Job :: Transcribe the material word for word, but without the images.

Data records:
.....

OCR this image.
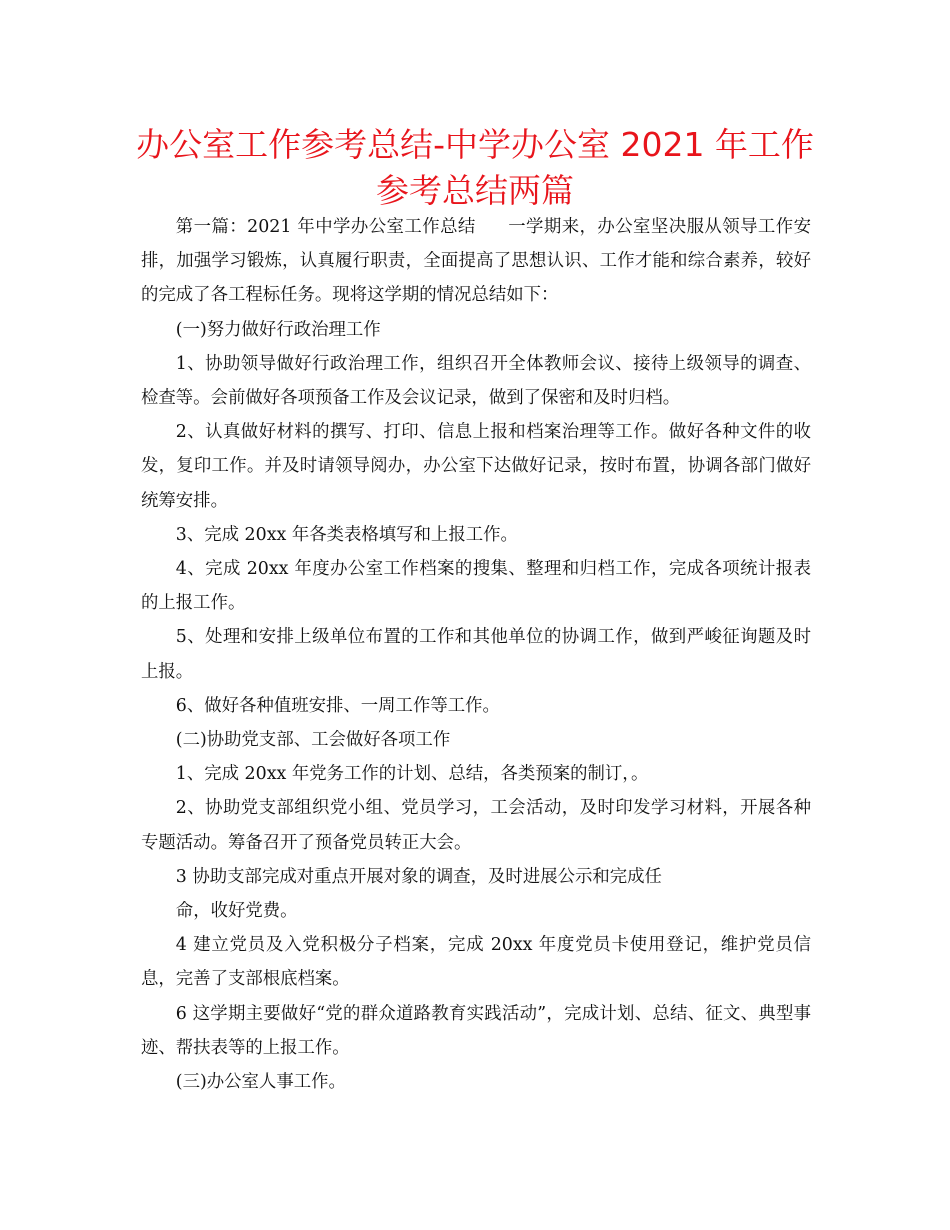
办公室工作参考总结-中学办公室 2021 年工作参考总结两篇

第一篇：2021 年中学办公室工作总结 一学期来，办公室坚决服从领导工作安排，加强学习锻炼，认真履行职责，全面提高了思想认识、工作才能和综合素养，较好的完成了各工程标任务。现将这学期的情况总结如下：

(一)努力做好行政治理工作

1、协助领导做好行政治理工作，组织召开全体教师会议、接待上级领导的调查、检查等。会前做好各项预备工作及会议记录，做到了保密和及时归档。

2、认真做好材料的撰写、打印、信息上报和档案治理等工作。做好各种文件的收发，复印工作。并及时请领导阅办，办公室下达做好记录，按时布置，协调各部门做好统筹安排。

3、完成 20xx 年各类表格填写和上报工作。

4、完成 20xx 年度办公室工作档案的搜集、整理和归档工作，完成各项统计报表的上报工作。

5、处理和安排上级单位布置的工作和其他单位的协调工作，做到严峻征询题及时上报。

6、做好各种值班安排、一周工作等工作。

(二)协助党支部、工会做好各项工作

1、完成 20xx 年党务工作的计划、总结，各类预案的制订，。

2、协助党支部组织党小组、党员学习，工会活动，及时印发学习材料，开展各种专题活动。筹备召开了预备党员转正大会。

3 协助支部完成对重点开展对象的调查，及时进展公示和完成任

命，收好党费。

4 建立党员及入党积极分子档案，完成 20xx 年度党员卡使用登记，维护党员信息，完善了支部根底档案。

6 这学期主要做好“党的群众道路教育实践活动”，完成计划、总结、征文、典型事迹、帮扶表等的上报工作。

(三)办公室人事工作。
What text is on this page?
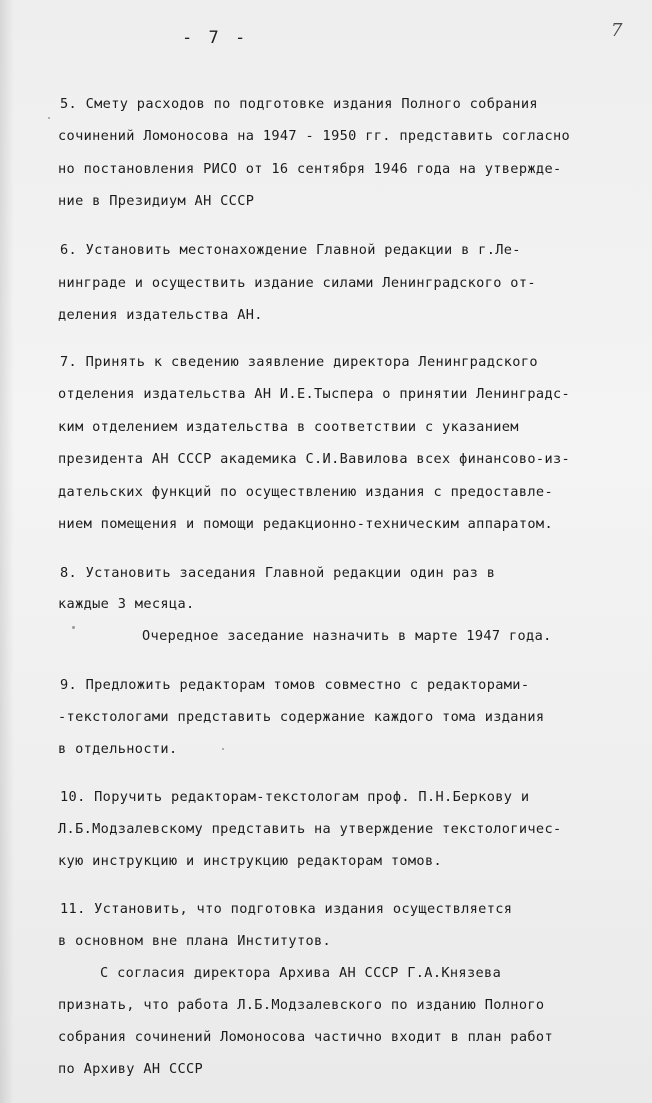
- 7 -	7
5. Смету расходов по подготовке издания Полного собрания
сочинений Ломоносова на 1947 - 1950 гг. представить согласно
но постановления РИСО от 16 сентября 1946 года на утвержде-
ние в Президиум АН СССР
6. Установить местонахождение Главной редакции в г.Ле-
нинграде и осуществить издание силами Ленинградского от-
деления издательства АН.
7. Принять к сведению заявление директора Ленинградского
отделения издательства АН И.Е.Тыспера о принятии Ленинградс-
ким отделением издательства в соответствии с указанием
президента АН СССР академика С.И.Вавилова всех финансово-из-
дательских функций по осуществлению издания с предоставле-
нием помещения и помощи редакционно-техническим аппаратом.
8. Установить заседания Главной редакции один раз в
каждые 3 месяца.
Очередное заседание назначить в марте 1947 года.
9. Предложить редакторам томов совместно с редакторами-
-текстологами представить содержание каждого тома издания
в отдельности.
10. Поручить редакторам-текстологам проф. П.Н.Беркову и
Л.Б.Модзалевскому представить на утверждение текстологичес-
кую инструкцию и инструкцию редакторам томов.
11. Установить, что подготовка издания осуществляется
в основном вне плана Институтов.
С согласия директора Архива АН СССР Г.А.Князева
признать, что работа Л.Б.Модзалевского по изданию Полного
собрания сочинений Ломоносова частично входит в план работ
по Архиву АН СССР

.....

Result ::
OCR this image.
办公室工作参考总结-中学办公室 2021 年工作参考总结两篇

第一篇：2021 年中学办公室工作总结 一学期来，办公室坚决服从领导工作安排，加强学习锻炼，认真履行职责，全面提高了思想认识、工作才能和综合素养，较好的完成了各工程标任务。现将这学期的情况总结如下：

(一)努力做好行政治理工作

1、协助领导做好行政治理工作，组织召开全体教师会议、接待上级领导的调查、检查等。会前做好各项预备工作及会议记录，做到了保密和及时归档。

2、认真做好材料的撰写、打印、信息上报和档案治理等工作。做好各种文件的收发，复印工作。并及时请领导阅办，办公室下达做好记录，按时布置，协调各部门做好统筹安排。

3、完成 20xx 年各类表格填写和上报工作。

4、完成 20xx 年度办公室工作档案的搜集、整理和归档工作，完成各项统计报表的上报工作。

5、处理和安排上级单位布置的工作和其他单位的协调工作，做到严峻征询题及时上报。

6、做好各种值班安排、一周工作等工作。

(二)协助党支部、工会做好各项工作

1、完成 20xx 年党务工作的计划、总结，各类预案的制订，。

2、协助党支部组织党小组、党员学习，工会活动，及时印发学习材料，开展各种专题活动。筹备召开了预备党员转正大会。

3 协助支部完成对重点开展对象的调查，及时进展公示和完成任

命，收好党费。

4 建立党员及入党积极分子档案，完成 20xx 年度党员卡使用登记，维护党员信息，完善了支部根底档案。

6 这学期主要做好“党的群众道路教育实践活动”，完成计划、总结、征文、典型事迹、帮扶表等的上报工作。

(三)办公室人事工作。
What text is on this page?
- 7 -	7
5. Смету расходов по подготовке издания Полного собрания
сочинений Ломоносова на 1947 - 1950 гг. представить согласно
но постановления РИСО от 16 сентября 1946 года на утвержде-
ние в Президиум АН СССР
6. Установить местонахождение Главной редакции в г.Ле-
нинграде и осуществить издание силами Ленинградского от-
деления издательства АН.
7. Принять к сведению заявление директора Ленинградского
отделения издательства АН И.Е.Тыспера о принятии Ленинградс-
ким отделением издательства в соответствии с указанием
президента АН СССР академика С.И.Вавилова всех финансово-из-
дательских функций по осуществлению издания с предоставле-
нием помещения и помощи редакционно-техническим аппаратом.
8. Установить заседания Главной редакции один раз в
каждые 3 месяца.
Очередное заседание назначить в марте 1947 года.
9. Предложить редакторам томов совместно с редакторами-
-текстологами представить содержание каждого тома издания
в отдельности.
10. Поручить редакторам-текстологам проф. П.Н.Беркову и
Л.Б.Модзалевскому представить на утверждение текстологичес-
кую инструкцию и инструкцию редакторам томов.
11. Установить, что подготовка издания осуществляется
в основном вне плана Институтов.
С согласия директора Архива АН СССР Г.А.Князева
признать, что работа Л.Б.Модзалевского по изданию Полного
собрания сочинений Ломоносова частично входит в план работ
по Архиву АН СССР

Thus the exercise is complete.